DIRECTION: Identify each line below containing the string "text" and copy it.

MATERIAL TO PROCESS:
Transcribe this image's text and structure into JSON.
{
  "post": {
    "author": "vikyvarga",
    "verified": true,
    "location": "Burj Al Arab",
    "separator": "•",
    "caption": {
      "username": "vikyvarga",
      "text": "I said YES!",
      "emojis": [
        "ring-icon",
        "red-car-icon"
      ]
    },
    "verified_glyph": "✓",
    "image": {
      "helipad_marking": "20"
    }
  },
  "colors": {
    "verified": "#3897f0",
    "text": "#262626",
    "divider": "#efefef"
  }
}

RESULT OF THE TASK:
Transcribe this image's text and structure into JSON.
      "text": "I said YES!",
    "text": "#262626",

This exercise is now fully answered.